2 Mics And The Truth

Violent Femmes

PIAS, Inc., 2017

http://vfemmes.com

REVIEW BY: Pete Crigler

ORIGINALLY PUBLISHED: 07/29/2017

The last time the Violent Femmes released a live album (1999’s Viva Wisconsin), it was roundly trashed on this here site. Nevertheless, I was particularly fond of that record growing up as it had the typical Femmes setlist and contained a lot of gems. Cut to eighteen years later: the reconfigured group was doing radio interviews for their latest release We Can Do Anything and worked acoustic performances into the mix. But as it turns out, recording tracks with microphones designed for bluegrass bands and having a “drummer” who plays brushes on a grill isn’t really the best idea. The quality of the recordings here is pretty damn crappy. It sounds like everything was recorded in a small garage with some bad mixing.my_heart_sings_the_harmony_web_ad_alt_250

Spicing up the setlist with old goodies like “It’s Gonna Rain,” “Breakin’ Up,” and “Jesus Walking On The Water” was a smart idea, but there are already better takes of “I’m Nothing” and “Blister In The Sun” on Viva Wisconsin. The band utilizes a horn section, but on “It’s Gonna Rain,” they sound absolutely terrible. “Breakin’ Up” sounds a bit better, but there could’ve been better ways to record this material.

———

### Activity 1:
In the review of 2 Mics And The Truth, what was the name of the Violent Femmes live album released in 1999?
### Activity 2:
From the review of 2 Mics And The Truth, extract the passage between "Spicing up the" and "record this material.", inclusive.
### Activity 3:
Continue the review of 2 Mics And The Truth from where it stops.

———

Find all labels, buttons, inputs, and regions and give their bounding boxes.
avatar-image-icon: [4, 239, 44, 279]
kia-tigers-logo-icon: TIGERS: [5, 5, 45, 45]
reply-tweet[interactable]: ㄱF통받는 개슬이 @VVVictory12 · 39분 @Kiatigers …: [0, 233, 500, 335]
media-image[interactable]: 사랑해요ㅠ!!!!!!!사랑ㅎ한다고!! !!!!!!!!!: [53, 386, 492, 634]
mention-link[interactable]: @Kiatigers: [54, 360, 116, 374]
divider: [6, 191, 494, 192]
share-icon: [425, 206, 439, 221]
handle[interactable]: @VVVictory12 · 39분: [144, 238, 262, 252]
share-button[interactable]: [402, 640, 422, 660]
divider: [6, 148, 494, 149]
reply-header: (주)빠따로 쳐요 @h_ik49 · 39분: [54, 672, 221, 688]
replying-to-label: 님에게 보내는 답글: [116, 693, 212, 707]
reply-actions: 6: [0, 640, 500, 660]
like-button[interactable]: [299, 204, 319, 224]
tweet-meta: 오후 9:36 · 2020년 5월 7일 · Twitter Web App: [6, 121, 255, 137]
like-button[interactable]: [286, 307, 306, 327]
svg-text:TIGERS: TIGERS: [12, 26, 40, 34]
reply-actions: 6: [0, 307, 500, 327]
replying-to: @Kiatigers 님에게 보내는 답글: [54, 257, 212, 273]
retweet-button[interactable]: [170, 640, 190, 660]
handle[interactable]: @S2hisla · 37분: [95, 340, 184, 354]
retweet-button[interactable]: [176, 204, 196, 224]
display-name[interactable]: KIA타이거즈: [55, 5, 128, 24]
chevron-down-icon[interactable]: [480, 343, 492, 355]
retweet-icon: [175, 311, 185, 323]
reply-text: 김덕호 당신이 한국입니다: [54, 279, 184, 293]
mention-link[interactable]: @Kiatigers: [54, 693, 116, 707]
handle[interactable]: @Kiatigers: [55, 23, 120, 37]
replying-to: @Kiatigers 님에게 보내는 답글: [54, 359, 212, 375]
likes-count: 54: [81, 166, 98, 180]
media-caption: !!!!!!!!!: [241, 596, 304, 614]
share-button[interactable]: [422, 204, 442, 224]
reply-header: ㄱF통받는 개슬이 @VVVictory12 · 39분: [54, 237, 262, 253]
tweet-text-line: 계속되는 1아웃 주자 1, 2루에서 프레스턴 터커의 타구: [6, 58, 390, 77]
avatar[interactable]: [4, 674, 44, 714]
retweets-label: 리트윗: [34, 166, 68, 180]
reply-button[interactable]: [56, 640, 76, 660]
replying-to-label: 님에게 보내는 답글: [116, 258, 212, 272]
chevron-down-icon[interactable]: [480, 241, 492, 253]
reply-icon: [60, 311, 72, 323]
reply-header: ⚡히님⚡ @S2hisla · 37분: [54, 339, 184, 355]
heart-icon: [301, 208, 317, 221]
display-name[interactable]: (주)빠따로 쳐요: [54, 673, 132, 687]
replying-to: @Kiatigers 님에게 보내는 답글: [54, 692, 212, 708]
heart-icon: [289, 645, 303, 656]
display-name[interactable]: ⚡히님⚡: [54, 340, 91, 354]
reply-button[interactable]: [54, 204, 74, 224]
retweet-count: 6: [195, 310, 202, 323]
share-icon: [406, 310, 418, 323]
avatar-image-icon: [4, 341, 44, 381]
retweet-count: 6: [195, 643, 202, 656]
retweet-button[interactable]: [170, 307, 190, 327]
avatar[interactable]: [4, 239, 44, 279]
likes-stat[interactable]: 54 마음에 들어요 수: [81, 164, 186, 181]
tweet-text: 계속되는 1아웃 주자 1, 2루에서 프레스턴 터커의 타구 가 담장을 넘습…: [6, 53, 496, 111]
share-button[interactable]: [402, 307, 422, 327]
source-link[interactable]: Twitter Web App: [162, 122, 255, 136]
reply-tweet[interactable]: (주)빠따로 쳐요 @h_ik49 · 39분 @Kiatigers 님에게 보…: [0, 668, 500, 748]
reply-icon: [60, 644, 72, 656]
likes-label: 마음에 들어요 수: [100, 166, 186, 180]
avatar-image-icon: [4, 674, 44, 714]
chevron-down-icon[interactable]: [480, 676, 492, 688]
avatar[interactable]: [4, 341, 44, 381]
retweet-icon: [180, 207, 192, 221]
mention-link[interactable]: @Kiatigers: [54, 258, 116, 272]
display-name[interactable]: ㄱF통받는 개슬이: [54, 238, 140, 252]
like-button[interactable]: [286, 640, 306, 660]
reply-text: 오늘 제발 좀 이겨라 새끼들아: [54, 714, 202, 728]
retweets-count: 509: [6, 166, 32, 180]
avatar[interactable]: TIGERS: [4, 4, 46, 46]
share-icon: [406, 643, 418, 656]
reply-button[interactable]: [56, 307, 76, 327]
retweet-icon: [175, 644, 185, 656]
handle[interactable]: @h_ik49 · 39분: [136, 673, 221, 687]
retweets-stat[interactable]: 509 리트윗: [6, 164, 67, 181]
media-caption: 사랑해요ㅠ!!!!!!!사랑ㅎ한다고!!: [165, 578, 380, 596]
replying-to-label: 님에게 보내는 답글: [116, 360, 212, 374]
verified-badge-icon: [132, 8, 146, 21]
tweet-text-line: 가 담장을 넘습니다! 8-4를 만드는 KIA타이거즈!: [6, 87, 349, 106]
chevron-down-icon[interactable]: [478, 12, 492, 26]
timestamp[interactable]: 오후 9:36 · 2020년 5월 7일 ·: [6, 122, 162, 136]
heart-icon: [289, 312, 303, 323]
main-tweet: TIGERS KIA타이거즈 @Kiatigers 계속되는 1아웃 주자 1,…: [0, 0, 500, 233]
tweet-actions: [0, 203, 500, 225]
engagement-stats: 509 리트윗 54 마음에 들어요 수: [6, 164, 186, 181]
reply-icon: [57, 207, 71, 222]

———

### Final answer 1:
Viva Wisconsin

### Final answer 2:
Spicing up the setlist with old goodies like “It’s Gonna Rain,” “Breakin’ Up,” and “Jesus Walking On The Water” was a smart idea, but there are already better takes of “I’m Nothing” and “Blister In The Sun” on Viva Wisconsin. The band utilizes a horn section, but on “It’s Gonna Rain,” they sound absolutely terrible. “Breakin’ Up” sounds a bit better, but there could’ve been better ways to record this material.

### Final answer 3:
“Memory” is one of the band’s more memorable tracks since the ‘90s and it’s one of the few songs here that don’t sound like utter garbage. The use of the grill as the percussion really brings up problems with this mix. There’s only so much one can do with it that the percussion ends up getting lost in the mix, particularly on songs like “American Music” where it almost feels like a guitar and bass duo. It’s a shame, because a track like that really calls for some heavy percussion. “Rejoice And Be Happy” sounds like a folk hootenanny and it’s kind of weird to see a great band like the Femmes doing these weak and subpar tracks from their later years.

“Add It Up” still sounds great all these years later and nothing can take away the power of this track. For a music geek like me, it’s a great thrill that legendary banjoist Tony Trischka, who originally played the part on “Country Death Song,” returns to recreate his part here. That ends up being one of the few highlights from a band whose glory days are long, long gone and is better off just sticking to the oldies.